Texto fornecido:
◇ ◇ ◇ ◇ ◇

O MIPAD, apoiado pelas Nações Unidas, integrou o seu nome ao lado de figuras como a ex-ministra Adjany Costa, a ambientalista Cecília Bernardo e o embaixador da Paz na Alemanha João Kanda. Sente-se realizado?

Senti-me honrado e lisonjeado por ter sido nomeado pelo MIPAD na classe de 2020 e a representar Angola com ilustres figuras como o João Kanda, a Adjany Costa e a Cecília Bernardo, que foram finalistas em 2020. Ainda não me sinto realizado, mas estou orgulhoso do caminho que tenho traçado e aos poucos vou me aproximando da realização.
 
O que mudou desde então?

Não mudou muita coisa [risos], tive o prazer de estar na mesma plataforma com políticos, empreendedores e outros jovens de descendência africana que têm impactado o mundo com as suas acções e projectos.

Muitos estudantes africanos depois de formados regressam aos países de origem e não encontram emprego, nem sequer trabalham nas áreas de formação e passam por vicissitudes. Tivemos conhecimento que tem criado fóruns de debate em Angola e não só, que visam encontrar soluções...

Estou envolvido em vários projectos que visam apresentar soluções aos estudantes e ao governo sobre a valorização do capital humano. Concordo que precisamos formar quadros nas melhores universidades do mundo mas também precisamos ter um plano de acompanhamento pós-formação deste quadros, porque até ao momento não há nada concreto e exequível. O governo investe milhões na formação de quadros em Angola e na diáspora mas depois não faz acompanhamento dos mesmos, por isso é urgente que se criem políticas que promovam o acesso ao primeiro emprego aos recém-formados e de preferência dentro de um programa nacional de estágios.

◇ ◇ ◇ ◇ ◇

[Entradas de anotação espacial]

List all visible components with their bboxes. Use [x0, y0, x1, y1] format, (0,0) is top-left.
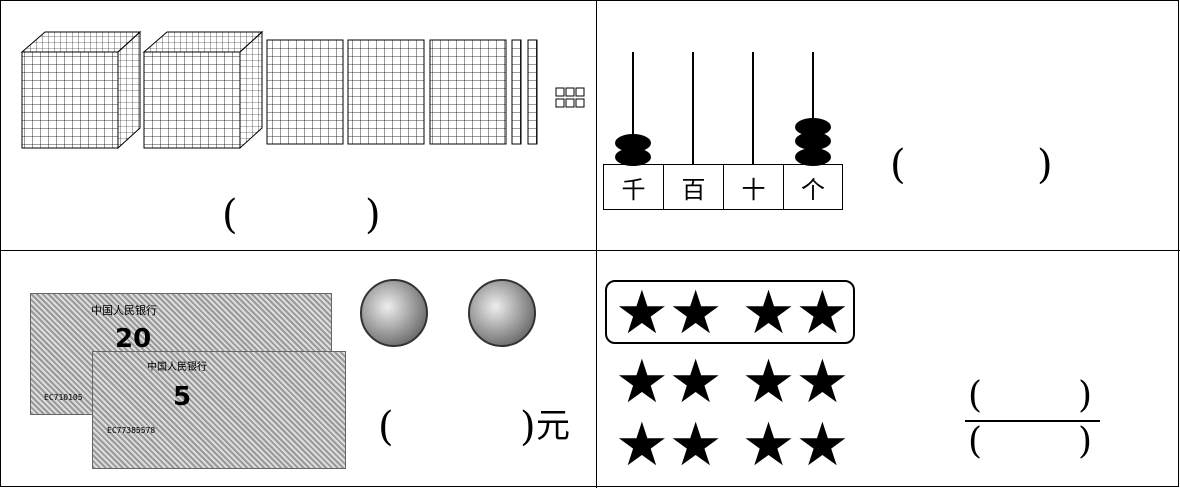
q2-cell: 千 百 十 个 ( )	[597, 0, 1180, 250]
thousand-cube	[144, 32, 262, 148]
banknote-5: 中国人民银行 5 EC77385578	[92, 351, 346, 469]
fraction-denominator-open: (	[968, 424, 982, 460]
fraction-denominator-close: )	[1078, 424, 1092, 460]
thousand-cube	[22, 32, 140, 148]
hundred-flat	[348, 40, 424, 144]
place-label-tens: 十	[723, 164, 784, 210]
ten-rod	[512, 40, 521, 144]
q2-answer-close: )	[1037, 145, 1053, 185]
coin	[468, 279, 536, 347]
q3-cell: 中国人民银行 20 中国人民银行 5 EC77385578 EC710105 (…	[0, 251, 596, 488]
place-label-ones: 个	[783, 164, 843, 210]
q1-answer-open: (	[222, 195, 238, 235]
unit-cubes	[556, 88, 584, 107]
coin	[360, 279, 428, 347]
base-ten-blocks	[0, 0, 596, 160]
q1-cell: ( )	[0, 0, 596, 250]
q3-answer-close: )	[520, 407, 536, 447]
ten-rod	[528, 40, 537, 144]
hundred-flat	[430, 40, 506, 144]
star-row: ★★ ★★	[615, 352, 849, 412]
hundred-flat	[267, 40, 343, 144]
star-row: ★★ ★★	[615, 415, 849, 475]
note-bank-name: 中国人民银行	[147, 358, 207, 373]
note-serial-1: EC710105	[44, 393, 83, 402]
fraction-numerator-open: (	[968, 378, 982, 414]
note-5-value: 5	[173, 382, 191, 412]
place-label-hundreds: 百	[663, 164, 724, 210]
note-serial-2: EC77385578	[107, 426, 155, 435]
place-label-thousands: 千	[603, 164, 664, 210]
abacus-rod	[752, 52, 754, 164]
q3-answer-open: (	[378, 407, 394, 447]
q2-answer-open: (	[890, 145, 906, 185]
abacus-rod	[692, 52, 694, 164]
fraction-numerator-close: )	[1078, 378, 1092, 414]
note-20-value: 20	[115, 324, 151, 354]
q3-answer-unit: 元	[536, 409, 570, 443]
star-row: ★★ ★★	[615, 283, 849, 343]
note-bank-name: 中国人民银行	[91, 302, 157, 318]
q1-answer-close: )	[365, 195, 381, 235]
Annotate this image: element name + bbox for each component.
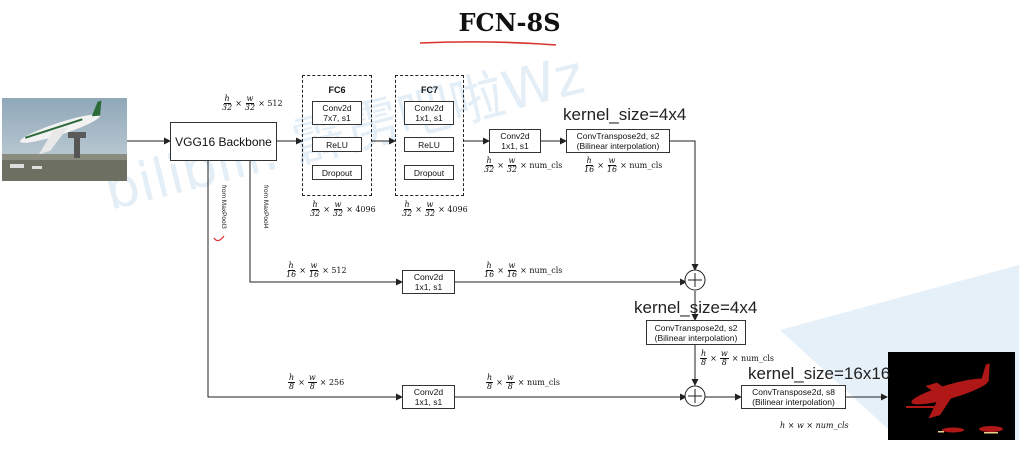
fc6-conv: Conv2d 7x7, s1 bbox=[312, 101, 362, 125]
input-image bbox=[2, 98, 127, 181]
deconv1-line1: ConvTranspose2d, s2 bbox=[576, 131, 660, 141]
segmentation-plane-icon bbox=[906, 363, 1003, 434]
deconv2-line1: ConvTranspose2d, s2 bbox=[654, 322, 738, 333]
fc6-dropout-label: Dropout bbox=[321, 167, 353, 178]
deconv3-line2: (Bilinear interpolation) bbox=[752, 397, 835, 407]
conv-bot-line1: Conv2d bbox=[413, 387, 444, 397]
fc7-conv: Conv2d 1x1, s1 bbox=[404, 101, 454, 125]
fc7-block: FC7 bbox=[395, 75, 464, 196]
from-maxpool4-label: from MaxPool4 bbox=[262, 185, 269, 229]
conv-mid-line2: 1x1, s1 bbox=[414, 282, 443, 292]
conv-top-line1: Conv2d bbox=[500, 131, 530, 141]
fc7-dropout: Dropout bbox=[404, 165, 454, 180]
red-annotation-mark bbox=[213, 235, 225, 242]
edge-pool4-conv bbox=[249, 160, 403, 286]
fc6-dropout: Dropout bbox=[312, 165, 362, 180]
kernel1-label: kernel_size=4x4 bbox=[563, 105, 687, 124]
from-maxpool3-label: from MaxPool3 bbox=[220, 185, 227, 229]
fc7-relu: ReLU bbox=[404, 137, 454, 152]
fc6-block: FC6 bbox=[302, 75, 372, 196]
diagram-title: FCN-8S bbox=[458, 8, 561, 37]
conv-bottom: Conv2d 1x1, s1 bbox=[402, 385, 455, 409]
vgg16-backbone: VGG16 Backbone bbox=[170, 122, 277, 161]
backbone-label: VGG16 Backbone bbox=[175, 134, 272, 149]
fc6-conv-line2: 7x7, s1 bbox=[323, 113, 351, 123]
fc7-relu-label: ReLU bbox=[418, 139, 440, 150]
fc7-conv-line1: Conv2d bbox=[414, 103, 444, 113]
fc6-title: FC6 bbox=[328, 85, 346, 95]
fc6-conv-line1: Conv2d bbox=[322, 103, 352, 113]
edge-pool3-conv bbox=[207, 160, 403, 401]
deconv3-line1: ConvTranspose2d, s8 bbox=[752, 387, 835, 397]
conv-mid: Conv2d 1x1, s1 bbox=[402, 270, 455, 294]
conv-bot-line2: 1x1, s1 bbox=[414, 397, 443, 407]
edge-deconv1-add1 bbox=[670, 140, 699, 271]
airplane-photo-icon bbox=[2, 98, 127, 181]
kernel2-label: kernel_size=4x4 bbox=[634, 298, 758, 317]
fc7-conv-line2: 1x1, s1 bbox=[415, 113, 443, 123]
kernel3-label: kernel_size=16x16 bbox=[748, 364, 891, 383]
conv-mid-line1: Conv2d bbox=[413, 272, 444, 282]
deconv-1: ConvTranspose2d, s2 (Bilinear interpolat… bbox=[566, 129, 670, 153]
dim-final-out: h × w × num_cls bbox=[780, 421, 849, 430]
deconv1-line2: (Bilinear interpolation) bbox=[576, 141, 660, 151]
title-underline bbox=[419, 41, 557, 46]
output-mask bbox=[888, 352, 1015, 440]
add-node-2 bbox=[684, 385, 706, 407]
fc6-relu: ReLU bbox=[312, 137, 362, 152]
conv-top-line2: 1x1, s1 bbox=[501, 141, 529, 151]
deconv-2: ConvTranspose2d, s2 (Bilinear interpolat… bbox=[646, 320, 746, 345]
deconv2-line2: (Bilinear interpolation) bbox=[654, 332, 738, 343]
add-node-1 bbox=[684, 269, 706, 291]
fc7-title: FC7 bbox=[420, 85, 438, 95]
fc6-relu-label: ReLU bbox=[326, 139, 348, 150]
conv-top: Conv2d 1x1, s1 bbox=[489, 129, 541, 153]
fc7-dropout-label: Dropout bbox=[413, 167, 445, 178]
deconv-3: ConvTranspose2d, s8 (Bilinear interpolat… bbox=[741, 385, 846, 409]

◇ ◇ ◇ ◇ ◇

Tarefa proposta: Na entrevista sobre o MIPAD, dentro de que tipo de programa a pessoa entrevistada prefere que sejam criadas as políticas de acesso ao primeiro emprego para recém-formados?

Resposta: Dentro de um programa nacional de estágios.